__TUGAS A__:
Menurut kutipan teks tentang caleg berkampanye di masjid, apa alasan penulis masih berada di rumah sekarang?

__KUTIPAN TEKS__:
= = =

CALEG KAMPAYE DI MASJID
“Urusan Perut Seringkali Membuat
Manusia Melanggar Aturan”
Empat
bulan terakhir ini aku sangat jarang di rumah. Hanya ada di rumah jika ada
acara keluarga atau ada keperluan.. Hari ini aku di rumah karena kemarin malam
ikut menjemput paman ke BIL. Biasanya
aku enggak pernah lama di rumah, palingan kalau urusan udah beres, langsung
balik ke Mataram. Sekarang ini aku masih di rumah karena tanggal merah
peringatan Maulid nabi Muhammad SAW.
Beberapa
tahun terakhir peringatan Maulid di kampungku cukup meriah. Remaja Masjid menggelar berbagai macam lomba sejak
seminggu menjelang hari H. Tahun-tahun sebelumnya aku selalu berpartisipasi
dalam acara yang dibuat. Mulai dari menjadi peserta lomba atau sebagai MC. Tidak demikian dengan
tahun ini, aku tidak mengambil bagian dalam kepanitian walaupun aku menjadi
salah satu pengurus inti.
Sebenarnya
jika aku ingin berpartisi malam itu, panitia pasti akan sangat senang. Tetapi
aku memutuskan untuk menjadi penonton saja.
“Kita nonton dari
paling belakang aja yok” ajakku.
“Ayo, tapi palingan
nanti kamu dipanggil jadi MC oleh panitia” timpal Suhardi.
“Enggak usah ah. Masak
MC di masjid style-nya punky gini”
Para
MC mulai membuka acara, satu per satu peserta menunjukkan kemampuannya
menghafal ayat-ayat pendek. Anak-anak itu begitu antusias menujukkan
hafalannya. Ketakjubanpun tak sungkan-sungkan diekpresikan oleh penonton.

= = =

__TUGAS B__:
Tuliskan ulang tanpa perubahan baris-baris catatan mulai dari baris yang berisi "84, 442, 100]" sampai dengan baris yang berisi "axis-layer: 0 20,000".

= = =

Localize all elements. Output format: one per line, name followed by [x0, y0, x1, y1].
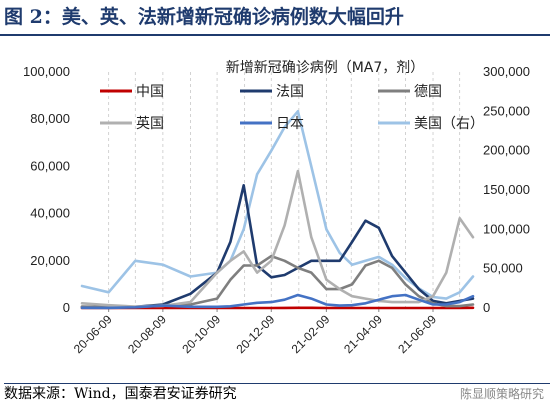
legend-label: 德国	[414, 84, 442, 100]
x-tick-label: 20-06-09	[71, 312, 115, 356]
source-note: 数据来源：Wind，国泰君安证券研究	[4, 383, 550, 408]
series-line-5	[80, 293, 475, 310]
y-right-tick-label: 150,000	[483, 182, 530, 197]
x-tick-label: 21-02-09	[289, 312, 333, 356]
series-layer	[80, 110, 475, 310]
legend-label: 日本	[276, 116, 304, 132]
watermark: 陈显顺策略研究	[459, 387, 544, 401]
legend-label: 英国	[136, 115, 164, 132]
y-left-tick-label: 80,000	[30, 111, 70, 126]
x-tick-label: 20-12-09	[234, 312, 278, 356]
series-line-4	[80, 169, 475, 308]
x-tick-label: 20-08-09	[125, 312, 169, 356]
y-left-tick-label: 60,000	[30, 158, 70, 173]
legend-label: 中国	[136, 84, 164, 100]
legend-label: 法国	[276, 84, 304, 100]
x-tick-label: 21-04-09	[341, 312, 385, 356]
y-left-tick-label: 20,000	[30, 253, 70, 268]
chart-title: 新增新冠确诊病例（MA7，剂）	[226, 60, 425, 76]
y-left-tick-label: 100,000	[23, 64, 70, 79]
y-right-tick-label: 250,000	[483, 103, 530, 118]
axis-layer: 0 20,000 40,000 60,000 80,000 100,000 0 50,000 1…	[23, 64, 530, 356]
figure-title: 图 2：美、英、法新增新冠确诊病例数大幅回升	[0, 0, 550, 36]
y-right-tick-label: 50,000	[483, 261, 523, 276]
x-tick-label: 20-10-09	[179, 312, 223, 356]
y-right-tick-label: 200,000	[483, 143, 530, 158]
line-chart: 0 20,000 40,000 60,000 80,000 100,000 0 50,000 1…	[23, 60, 530, 356]
series-line-3	[80, 254, 475, 309]
x-tick-label: 21-06-09	[395, 312, 439, 356]
y-right-tick-label: 100,000	[483, 221, 530, 236]
series-line-6	[80, 110, 475, 300]
y-right-tick-label: 300,000	[483, 64, 530, 79]
series-line-2	[80, 184, 475, 309]
y-left-tick-label: 40,000	[30, 206, 70, 221]
legend-label: 美国（右）	[414, 116, 484, 132]
y-right-tick-label: 0	[483, 300, 490, 315]
y-left-tick-label: 0	[63, 300, 70, 315]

= = =

__JAWABAN LATIHAN A__:
Karena tanggal merah peringatan Maulid Nabi Muhammad SAW.

__JAWABAN LATIHAN B__:
legend-label: 德国	[414, 84, 442, 100]
x-tick-label: 20-06-09	[71, 312, 115, 356]
source-note: 数据来源：Wind，国泰君安证券研究	[4, 383, 550, 408]
series-line-5	[80, 293, 475, 310]
y-right-tick-label: 150,000	[483, 182, 530, 197]
x-tick-label: 21-02-09	[289, 312, 333, 356]
series-layer	[80, 110, 475, 310]
legend-label: 日本	[276, 116, 304, 132]
watermark: 陈显顺策略研究	[459, 387, 544, 401]
legend-label: 英国	[136, 115, 164, 132]
y-left-tick-label: 80,000	[30, 111, 70, 126]
x-tick-label: 20-12-09	[234, 312, 278, 356]
series-line-4	[80, 169, 475, 308]
x-tick-label: 20-08-09	[125, 312, 169, 356]
y-left-tick-label: 60,000	[30, 158, 70, 173]
legend-label: 中国	[136, 84, 164, 100]
legend-label: 法国	[276, 84, 304, 100]
x-tick-label: 21-04-09	[341, 312, 385, 356]
y-left-tick-label: 20,000	[30, 253, 70, 268]
chart-title: 新增新冠确诊病例（MA7，剂）	[226, 60, 425, 76]
y-left-tick-label: 100,000	[23, 64, 70, 79]
y-right-tick-label: 250,000	[483, 103, 530, 118]
axis-layer: 0 20,000 40,000 60,000 80,000 100,000 0 50,000 1…	[23, 64, 530, 356]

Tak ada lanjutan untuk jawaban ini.